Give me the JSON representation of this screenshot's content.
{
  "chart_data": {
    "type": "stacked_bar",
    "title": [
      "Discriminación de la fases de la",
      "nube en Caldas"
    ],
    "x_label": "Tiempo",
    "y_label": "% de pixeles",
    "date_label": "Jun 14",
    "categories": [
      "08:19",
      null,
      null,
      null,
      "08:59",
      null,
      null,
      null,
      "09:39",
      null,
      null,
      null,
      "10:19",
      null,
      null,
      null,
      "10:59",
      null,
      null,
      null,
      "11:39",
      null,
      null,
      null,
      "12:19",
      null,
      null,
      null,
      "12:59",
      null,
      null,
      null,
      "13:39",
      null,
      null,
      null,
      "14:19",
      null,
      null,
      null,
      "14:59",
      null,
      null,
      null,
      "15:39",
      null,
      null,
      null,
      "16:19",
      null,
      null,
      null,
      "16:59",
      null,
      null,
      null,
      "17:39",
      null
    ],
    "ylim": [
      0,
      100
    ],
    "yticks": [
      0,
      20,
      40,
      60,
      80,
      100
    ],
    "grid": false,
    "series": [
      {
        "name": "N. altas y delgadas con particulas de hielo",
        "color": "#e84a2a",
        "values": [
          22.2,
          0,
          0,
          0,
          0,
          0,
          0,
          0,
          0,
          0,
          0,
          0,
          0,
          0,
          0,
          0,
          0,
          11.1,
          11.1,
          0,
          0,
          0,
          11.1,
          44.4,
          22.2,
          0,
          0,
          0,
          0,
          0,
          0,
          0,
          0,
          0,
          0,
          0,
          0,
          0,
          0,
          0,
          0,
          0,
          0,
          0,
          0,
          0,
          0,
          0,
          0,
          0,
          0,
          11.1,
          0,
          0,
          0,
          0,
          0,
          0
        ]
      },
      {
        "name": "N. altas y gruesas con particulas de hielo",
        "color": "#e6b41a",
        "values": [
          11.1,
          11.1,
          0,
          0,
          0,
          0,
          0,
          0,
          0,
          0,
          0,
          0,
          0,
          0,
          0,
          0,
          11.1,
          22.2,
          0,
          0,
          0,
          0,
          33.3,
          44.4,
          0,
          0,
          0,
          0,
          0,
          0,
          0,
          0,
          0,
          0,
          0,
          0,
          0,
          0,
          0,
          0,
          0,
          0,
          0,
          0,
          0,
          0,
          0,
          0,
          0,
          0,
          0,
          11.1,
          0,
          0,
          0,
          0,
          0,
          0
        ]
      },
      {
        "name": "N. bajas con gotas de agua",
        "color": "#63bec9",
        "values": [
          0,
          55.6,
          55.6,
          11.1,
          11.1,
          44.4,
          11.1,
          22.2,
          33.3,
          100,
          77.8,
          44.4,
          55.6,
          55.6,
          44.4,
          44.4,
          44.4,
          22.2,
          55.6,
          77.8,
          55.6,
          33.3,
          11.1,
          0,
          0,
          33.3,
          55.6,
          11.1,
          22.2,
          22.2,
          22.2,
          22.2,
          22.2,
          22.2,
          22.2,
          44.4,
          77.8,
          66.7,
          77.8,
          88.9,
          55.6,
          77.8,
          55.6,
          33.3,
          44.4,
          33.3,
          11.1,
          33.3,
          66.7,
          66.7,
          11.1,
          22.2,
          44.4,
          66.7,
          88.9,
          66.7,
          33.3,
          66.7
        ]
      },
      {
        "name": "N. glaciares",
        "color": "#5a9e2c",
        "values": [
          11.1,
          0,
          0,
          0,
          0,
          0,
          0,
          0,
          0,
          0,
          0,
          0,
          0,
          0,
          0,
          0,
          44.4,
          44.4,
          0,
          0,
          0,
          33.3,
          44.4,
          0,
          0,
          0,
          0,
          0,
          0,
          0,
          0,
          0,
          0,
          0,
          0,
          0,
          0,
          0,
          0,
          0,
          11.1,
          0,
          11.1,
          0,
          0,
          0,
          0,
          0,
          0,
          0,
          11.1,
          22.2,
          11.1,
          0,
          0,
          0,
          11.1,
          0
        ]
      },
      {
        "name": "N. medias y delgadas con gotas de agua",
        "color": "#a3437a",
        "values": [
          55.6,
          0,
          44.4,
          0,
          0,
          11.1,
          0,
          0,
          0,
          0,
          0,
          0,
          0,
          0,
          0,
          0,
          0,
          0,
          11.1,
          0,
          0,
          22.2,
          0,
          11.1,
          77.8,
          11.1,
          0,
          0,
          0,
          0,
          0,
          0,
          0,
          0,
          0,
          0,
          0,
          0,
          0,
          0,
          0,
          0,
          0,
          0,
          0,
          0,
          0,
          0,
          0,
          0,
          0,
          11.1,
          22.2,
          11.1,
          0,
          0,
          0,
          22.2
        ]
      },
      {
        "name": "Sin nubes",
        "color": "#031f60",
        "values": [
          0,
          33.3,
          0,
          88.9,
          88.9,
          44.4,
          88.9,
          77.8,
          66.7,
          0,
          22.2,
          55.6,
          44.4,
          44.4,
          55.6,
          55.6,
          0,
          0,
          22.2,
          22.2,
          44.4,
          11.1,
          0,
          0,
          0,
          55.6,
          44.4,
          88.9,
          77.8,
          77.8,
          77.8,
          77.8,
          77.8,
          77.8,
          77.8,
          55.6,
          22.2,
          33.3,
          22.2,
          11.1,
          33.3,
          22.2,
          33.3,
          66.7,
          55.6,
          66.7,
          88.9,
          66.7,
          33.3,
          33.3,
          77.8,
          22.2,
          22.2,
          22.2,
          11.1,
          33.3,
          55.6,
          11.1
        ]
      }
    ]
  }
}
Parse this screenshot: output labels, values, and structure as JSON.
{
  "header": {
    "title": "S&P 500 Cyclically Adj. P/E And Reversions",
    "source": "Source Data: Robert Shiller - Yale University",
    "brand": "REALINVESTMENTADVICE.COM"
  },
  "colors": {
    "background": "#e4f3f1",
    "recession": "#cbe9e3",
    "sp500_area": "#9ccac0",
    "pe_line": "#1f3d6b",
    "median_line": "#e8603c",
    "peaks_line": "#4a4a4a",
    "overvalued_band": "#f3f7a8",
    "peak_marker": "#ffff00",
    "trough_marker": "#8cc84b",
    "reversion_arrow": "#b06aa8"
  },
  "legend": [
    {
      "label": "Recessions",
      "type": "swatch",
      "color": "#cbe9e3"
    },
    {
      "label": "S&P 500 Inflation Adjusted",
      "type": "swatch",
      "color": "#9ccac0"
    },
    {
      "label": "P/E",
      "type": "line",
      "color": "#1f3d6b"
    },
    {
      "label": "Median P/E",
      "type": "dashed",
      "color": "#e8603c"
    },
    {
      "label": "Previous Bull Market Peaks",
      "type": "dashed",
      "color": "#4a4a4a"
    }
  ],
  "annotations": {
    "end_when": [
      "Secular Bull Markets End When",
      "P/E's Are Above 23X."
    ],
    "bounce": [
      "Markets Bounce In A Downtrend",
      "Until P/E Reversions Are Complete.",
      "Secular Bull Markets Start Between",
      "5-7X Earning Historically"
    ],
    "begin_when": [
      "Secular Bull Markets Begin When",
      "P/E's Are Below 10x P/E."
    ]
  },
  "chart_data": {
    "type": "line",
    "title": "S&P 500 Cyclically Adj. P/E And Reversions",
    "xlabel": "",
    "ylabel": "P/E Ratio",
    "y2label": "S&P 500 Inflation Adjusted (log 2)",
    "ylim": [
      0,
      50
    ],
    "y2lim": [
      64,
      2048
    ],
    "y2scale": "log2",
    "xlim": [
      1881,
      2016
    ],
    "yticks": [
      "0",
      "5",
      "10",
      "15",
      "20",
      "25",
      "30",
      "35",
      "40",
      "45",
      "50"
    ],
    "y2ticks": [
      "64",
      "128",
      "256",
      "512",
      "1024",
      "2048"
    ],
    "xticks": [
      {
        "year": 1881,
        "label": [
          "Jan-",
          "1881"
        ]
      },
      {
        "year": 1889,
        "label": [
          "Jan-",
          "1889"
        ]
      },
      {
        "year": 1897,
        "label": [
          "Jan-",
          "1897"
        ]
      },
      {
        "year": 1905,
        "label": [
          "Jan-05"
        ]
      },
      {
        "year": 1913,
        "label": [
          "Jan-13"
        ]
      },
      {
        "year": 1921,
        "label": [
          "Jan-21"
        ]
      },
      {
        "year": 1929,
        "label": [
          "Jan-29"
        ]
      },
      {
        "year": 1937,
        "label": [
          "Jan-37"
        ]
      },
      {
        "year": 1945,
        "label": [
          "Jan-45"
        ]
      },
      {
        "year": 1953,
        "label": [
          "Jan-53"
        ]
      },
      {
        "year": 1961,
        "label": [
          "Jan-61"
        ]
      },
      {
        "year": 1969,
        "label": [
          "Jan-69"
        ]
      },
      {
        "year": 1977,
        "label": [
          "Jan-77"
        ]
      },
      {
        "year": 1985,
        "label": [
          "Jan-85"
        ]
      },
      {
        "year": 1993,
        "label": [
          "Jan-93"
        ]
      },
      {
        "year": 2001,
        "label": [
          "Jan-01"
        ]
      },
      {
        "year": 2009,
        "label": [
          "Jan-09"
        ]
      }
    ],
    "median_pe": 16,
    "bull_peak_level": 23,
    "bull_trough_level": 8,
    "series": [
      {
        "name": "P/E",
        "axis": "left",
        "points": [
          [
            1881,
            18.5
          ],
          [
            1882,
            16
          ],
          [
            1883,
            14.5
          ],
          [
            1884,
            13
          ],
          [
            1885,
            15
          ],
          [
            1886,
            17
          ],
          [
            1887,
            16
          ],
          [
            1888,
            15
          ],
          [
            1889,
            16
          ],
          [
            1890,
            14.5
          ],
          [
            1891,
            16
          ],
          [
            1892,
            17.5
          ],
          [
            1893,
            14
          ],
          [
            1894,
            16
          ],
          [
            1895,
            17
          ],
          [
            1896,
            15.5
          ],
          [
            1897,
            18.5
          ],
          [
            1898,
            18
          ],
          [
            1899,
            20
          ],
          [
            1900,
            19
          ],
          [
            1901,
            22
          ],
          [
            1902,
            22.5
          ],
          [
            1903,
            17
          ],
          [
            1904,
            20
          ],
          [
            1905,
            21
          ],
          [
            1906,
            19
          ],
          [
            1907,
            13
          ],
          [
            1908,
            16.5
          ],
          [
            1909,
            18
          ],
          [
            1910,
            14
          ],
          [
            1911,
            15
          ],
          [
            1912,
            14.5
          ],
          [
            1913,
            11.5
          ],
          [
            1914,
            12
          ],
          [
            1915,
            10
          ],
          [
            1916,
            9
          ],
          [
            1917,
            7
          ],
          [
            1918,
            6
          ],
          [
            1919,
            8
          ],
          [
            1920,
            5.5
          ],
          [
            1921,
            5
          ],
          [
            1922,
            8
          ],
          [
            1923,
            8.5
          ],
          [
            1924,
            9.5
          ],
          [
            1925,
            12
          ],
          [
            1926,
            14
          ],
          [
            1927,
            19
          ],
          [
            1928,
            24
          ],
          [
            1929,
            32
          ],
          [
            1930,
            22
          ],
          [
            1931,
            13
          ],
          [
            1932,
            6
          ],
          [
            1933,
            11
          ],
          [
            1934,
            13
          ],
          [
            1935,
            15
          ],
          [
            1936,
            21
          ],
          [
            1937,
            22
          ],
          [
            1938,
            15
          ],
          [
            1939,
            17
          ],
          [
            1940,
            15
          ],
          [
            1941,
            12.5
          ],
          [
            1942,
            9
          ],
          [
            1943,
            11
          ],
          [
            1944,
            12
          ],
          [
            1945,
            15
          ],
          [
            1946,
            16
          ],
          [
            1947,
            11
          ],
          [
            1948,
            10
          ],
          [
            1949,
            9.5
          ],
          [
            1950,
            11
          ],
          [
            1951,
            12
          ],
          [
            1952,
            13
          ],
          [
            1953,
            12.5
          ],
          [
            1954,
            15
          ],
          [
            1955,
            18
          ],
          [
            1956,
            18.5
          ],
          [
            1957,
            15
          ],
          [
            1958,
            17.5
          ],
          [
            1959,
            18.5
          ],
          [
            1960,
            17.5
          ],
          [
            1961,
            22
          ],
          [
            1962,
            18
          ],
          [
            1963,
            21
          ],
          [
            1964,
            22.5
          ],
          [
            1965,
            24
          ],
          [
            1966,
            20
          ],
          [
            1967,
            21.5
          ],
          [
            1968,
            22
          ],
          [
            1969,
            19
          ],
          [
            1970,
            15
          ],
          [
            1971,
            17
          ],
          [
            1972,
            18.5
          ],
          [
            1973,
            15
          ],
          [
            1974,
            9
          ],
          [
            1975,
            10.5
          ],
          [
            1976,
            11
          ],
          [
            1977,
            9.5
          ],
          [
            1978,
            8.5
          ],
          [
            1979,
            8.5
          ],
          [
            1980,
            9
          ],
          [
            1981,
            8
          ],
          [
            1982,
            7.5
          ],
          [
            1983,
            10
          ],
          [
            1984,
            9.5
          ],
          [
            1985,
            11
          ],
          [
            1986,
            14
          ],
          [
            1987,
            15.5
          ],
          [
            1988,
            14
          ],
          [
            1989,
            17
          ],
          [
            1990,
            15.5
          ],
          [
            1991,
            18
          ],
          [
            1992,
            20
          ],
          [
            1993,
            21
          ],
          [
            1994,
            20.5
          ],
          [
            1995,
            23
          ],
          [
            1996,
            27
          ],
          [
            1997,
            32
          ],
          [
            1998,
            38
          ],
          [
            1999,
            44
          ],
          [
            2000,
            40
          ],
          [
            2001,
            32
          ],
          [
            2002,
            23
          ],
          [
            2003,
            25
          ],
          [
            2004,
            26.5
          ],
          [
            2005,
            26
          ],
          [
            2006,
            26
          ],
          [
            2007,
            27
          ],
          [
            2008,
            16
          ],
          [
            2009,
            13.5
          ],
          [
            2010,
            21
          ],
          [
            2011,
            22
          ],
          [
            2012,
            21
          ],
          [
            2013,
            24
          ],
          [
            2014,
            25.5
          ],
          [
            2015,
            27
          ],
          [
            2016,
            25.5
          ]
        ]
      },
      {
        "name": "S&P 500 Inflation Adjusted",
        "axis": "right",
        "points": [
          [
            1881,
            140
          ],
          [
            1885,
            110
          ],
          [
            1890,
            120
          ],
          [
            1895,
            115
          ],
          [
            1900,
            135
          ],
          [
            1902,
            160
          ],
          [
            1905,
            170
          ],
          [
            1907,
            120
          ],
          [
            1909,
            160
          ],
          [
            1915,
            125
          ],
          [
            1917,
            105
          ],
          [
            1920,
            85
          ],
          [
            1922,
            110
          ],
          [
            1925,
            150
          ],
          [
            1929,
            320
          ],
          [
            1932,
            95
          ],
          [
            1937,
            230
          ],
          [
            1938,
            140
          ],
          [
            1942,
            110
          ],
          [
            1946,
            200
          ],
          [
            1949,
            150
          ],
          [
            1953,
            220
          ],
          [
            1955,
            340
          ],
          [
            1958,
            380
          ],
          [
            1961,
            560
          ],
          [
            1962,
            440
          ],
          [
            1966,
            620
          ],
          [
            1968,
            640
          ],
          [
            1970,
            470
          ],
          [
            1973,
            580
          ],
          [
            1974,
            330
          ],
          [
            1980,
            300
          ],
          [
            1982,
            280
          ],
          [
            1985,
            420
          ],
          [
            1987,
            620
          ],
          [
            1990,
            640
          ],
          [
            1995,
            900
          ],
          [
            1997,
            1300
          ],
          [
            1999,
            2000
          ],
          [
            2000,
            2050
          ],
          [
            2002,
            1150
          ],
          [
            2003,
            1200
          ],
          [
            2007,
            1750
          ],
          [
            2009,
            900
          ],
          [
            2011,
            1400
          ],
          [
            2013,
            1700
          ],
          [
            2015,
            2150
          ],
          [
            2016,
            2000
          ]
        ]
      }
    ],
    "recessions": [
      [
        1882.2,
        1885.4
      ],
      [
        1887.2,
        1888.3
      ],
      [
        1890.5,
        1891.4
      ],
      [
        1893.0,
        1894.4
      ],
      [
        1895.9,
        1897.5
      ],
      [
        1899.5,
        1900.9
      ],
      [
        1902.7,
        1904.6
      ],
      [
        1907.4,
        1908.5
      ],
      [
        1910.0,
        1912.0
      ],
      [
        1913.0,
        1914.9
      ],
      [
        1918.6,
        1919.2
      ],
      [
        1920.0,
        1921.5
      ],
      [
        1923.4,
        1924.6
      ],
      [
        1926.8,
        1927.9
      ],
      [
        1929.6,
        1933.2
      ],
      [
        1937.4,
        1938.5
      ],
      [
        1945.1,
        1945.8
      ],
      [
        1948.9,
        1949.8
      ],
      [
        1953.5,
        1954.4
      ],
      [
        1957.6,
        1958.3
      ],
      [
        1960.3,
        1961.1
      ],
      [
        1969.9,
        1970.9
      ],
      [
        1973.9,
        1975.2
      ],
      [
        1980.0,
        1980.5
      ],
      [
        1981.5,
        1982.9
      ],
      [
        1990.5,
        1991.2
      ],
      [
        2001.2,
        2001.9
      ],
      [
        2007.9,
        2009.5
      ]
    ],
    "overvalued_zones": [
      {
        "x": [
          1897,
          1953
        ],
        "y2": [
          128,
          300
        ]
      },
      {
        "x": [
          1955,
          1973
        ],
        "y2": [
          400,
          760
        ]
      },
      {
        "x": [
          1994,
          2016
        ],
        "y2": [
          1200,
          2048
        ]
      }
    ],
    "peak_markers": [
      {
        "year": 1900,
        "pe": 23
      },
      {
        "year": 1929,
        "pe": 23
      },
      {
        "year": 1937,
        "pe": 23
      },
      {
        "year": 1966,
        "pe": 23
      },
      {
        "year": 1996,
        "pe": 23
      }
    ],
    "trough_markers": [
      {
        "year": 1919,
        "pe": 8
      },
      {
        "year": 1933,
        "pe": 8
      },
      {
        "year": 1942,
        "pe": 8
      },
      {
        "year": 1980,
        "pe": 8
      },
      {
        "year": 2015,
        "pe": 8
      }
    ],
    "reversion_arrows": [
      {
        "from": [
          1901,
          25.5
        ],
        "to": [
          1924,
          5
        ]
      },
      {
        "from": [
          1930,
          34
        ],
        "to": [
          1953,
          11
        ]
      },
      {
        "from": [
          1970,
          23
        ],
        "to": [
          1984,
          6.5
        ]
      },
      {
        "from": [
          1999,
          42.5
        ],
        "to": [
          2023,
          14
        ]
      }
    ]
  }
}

What is being asked: Find the string "type" in the entries above and return each line that holds it.

Result of the task:
    "type": "stacked_bar",
      "type": "swatch",
      "type": "swatch",
      "type": "line",
      "type": "dashed",
      "type": "dashed",
    "type": "line",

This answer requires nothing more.